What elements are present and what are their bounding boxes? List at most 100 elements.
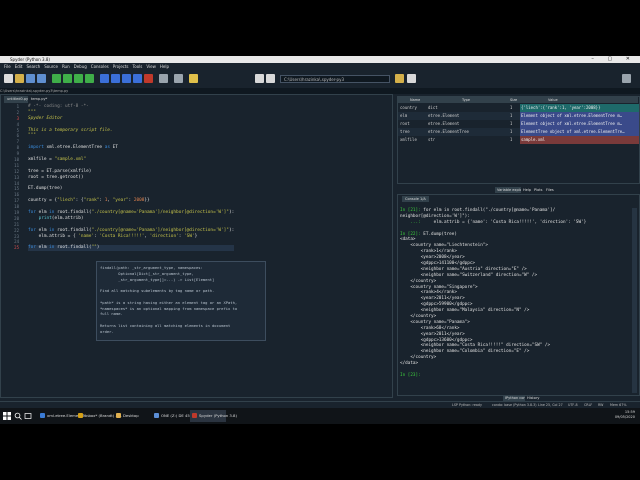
back-arrow-icon[interactable]	[255, 74, 264, 83]
code-area[interactable]: # -*- coding: utf-8 -*- """ Spyder Editor …	[28, 104, 235, 252]
taskbar-item[interactable]: Inbox* (Brandt) - ...	[76, 410, 122, 422]
menu-file[interactable]: File	[4, 64, 11, 69]
variable-size: 1	[510, 137, 513, 142]
console-output[interactable]: In [21]: for elm in root.findall("./coun…	[400, 208, 586, 379]
col-value[interactable]: Value	[548, 97, 558, 103]
tab-plots[interactable]: Plots	[532, 187, 545, 193]
console-line-token: </data>	[400, 361, 419, 367]
forward-arrow-icon[interactable]	[266, 74, 275, 83]
code-line-token: "./country[@name='Panama']/neighbor[@dir…	[91, 227, 229, 233]
taskbar-item[interactable]: ONE (Z:) DE 454 DO...	[152, 410, 203, 422]
code-line-token: elm	[35, 245, 50, 251]
code-line-token: : {	[75, 198, 84, 204]
line-number-gutter: 1 2 3 4 5 6 7 8 9 10 11 12 13 14 15 16 17 18 19 20 21 22 23 24 2…	[5, 104, 19, 251]
code-line-token: (elm.attrib)	[51, 215, 84, 221]
code-line-token: 'name'	[78, 233, 95, 239]
console-line-token: <gdppc>59900</gdppc>	[400, 302, 473, 308]
variable-row[interactable]: elm etree.Element 1 Element object of xml.e…	[398, 112, 639, 120]
save-icon[interactable]	[26, 74, 35, 83]
code-line-token: tree = ET.parse(xmlfile)	[28, 168, 92, 174]
console-line-token: <country name="Singapore">	[400, 284, 478, 290]
parent-folder-icon[interactable]	[407, 74, 416, 83]
run-icon[interactable]	[52, 74, 61, 83]
code-line-token: ET.dump(tree)	[28, 186, 63, 192]
menu-projects[interactable]: Projects	[113, 64, 129, 69]
variable-row[interactable]: xmlfile str 1 sample.xml	[398, 136, 639, 144]
col-name[interactable]: Name	[410, 97, 420, 103]
console-line-token: for elm in root.findall("./country[@name…	[423, 208, 556, 213]
code-line-token: "rank"	[83, 198, 100, 204]
console-line-token: <neighbor name="Colombia" direction="E" …	[400, 349, 530, 355]
tab-temp[interactable]: temp.py*	[28, 96, 51, 103]
start-icon[interactable]	[2, 410, 12, 422]
app-icon	[40, 413, 45, 418]
variable-row[interactable]: tree etree.ElementTree 1 ElementTree object…	[398, 128, 639, 136]
variable-row[interactable]: country dict 1 {'liech':{'rank':1, 'year':2…	[398, 104, 639, 112]
variable-value: sample.xml	[520, 136, 639, 144]
task-view-icon[interactable]	[24, 410, 32, 422]
working-directory-input[interactable]: C:\Users\hrazinka\.spyder-py3	[280, 75, 390, 83]
save-all-icon[interactable]	[37, 74, 46, 83]
variable-name: country	[400, 105, 417, 110]
taskbar-item[interactable]: Spyder (Python 3.8)	[190, 410, 237, 422]
console-line-token: <gdppc>13600</gdppc>	[400, 337, 473, 343]
console-line-token: <data>	[400, 237, 416, 243]
step-return-icon[interactable]	[133, 74, 142, 83]
system-clock[interactable]: 15:59 09/05/2020	[615, 410, 635, 420]
code-line-token: root.findall(	[54, 245, 92, 251]
python-path-icon[interactable]	[189, 74, 198, 83]
code-line-token: ):	[228, 210, 235, 216]
step-into-icon[interactable]	[122, 74, 131, 83]
window-controls[interactable]: – ▢ ✕	[591, 56, 636, 63]
menu-search[interactable]: Search	[26, 64, 40, 69]
console-line-token: <neighbor name="Austria" direction="E" /…	[400, 266, 527, 272]
variable-value: ElementTree object of xml.etree.ElementT…	[520, 128, 639, 136]
menu-consoles[interactable]: Consoles	[91, 64, 109, 69]
menu-run[interactable]: Run	[62, 64, 70, 69]
col-type[interactable]: Type	[462, 97, 470, 103]
code-line-token: xml.etree.ElementTree	[43, 145, 105, 151]
menu-debug[interactable]: Debug	[74, 64, 87, 69]
tab-console[interactable]: Console 1/A	[402, 196, 429, 202]
menu-bar: File Edit Search Source Run Debug Consoles Proj…	[0, 63, 640, 71]
console-line-token: In [21]:	[400, 208, 424, 213]
code-line-token: "sample.xml"	[54, 157, 87, 163]
stop-debug-icon[interactable]	[144, 74, 153, 83]
open-file-icon[interactable]	[15, 74, 24, 83]
code-line-token	[28, 216, 39, 221]
code-line-token: for	[28, 210, 36, 216]
search-icon[interactable]	[14, 410, 22, 422]
taskbar-item-label: Spyder (Python 3.8)	[199, 413, 237, 418]
menu-source[interactable]: Source	[44, 64, 58, 69]
run-cell-advance-icon[interactable]	[74, 74, 83, 83]
taskbar-item[interactable]: Desktop	[114, 410, 150, 422]
editor-scrollbar[interactable]	[386, 104, 391, 394]
code-line: for elm in root.findall("")	[28, 245, 235, 252]
code-line-token: print	[38, 215, 52, 221]
run-cell-icon[interactable]	[63, 74, 72, 83]
col-size[interactable]: Size	[510, 97, 517, 103]
app-icon	[154, 413, 159, 418]
menu-help[interactable]: Help	[160, 64, 169, 69]
taskbar-item[interactable]: xml.etree.ElementTr...	[38, 410, 89, 422]
code-line-token: "year"	[112, 198, 129, 204]
app-icon	[192, 413, 197, 418]
preferences-icon[interactable]	[174, 74, 183, 83]
code-line-token: elm	[35, 210, 50, 216]
console-scrollbar[interactable]	[632, 208, 637, 393]
debug-icon[interactable]	[100, 74, 109, 83]
menu-tools[interactable]: Tools	[133, 64, 143, 69]
browse-folder-icon[interactable]	[395, 74, 404, 83]
variable-value: {'liech':{'rank':1, 'year':2008}}	[520, 104, 639, 112]
code-line-token: for	[28, 227, 36, 233]
options-icon[interactable]	[622, 74, 631, 83]
new-file-icon[interactable]	[4, 74, 13, 83]
menu-edit[interactable]: Edit	[15, 64, 23, 69]
tab-files[interactable]: Files	[544, 187, 556, 193]
run-selection-icon[interactable]	[85, 74, 94, 83]
step-icon[interactable]	[111, 74, 120, 83]
maximize-pane-icon[interactable]	[159, 74, 168, 83]
menu-view[interactable]: View	[146, 64, 156, 69]
variable-row[interactable]: root etree.Element 1 Element object of xml.…	[398, 120, 639, 128]
calltip-popup: findall(path: _str_argument_type, namesp…	[96, 261, 266, 341]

> Problem details:
Edit the rows from the line containing "74, 264, 83]" up to and including the line containing "97, 558, 103]" by changing "interactable" to "clickable", and leave every other character as it stands. Output only those lines.

> Task answer:
back-arrow-icon[clickable]	[255, 74, 264, 83]
code-area[clickable]: # -*- coding: utf-8 -*- """ Spyder Editor …	[28, 104, 235, 252]
taskbar-item[clickable]: Inbox* (Brandt) - ...	[76, 410, 122, 422]
menu-file[clickable]: File	[4, 64, 11, 69]
variable-size: 1	[510, 137, 513, 142]
console-output[clickable]: In [21]: for elm in root.findall("./coun…	[400, 208, 586, 379]
col-value[clickable]: Value	[548, 97, 558, 103]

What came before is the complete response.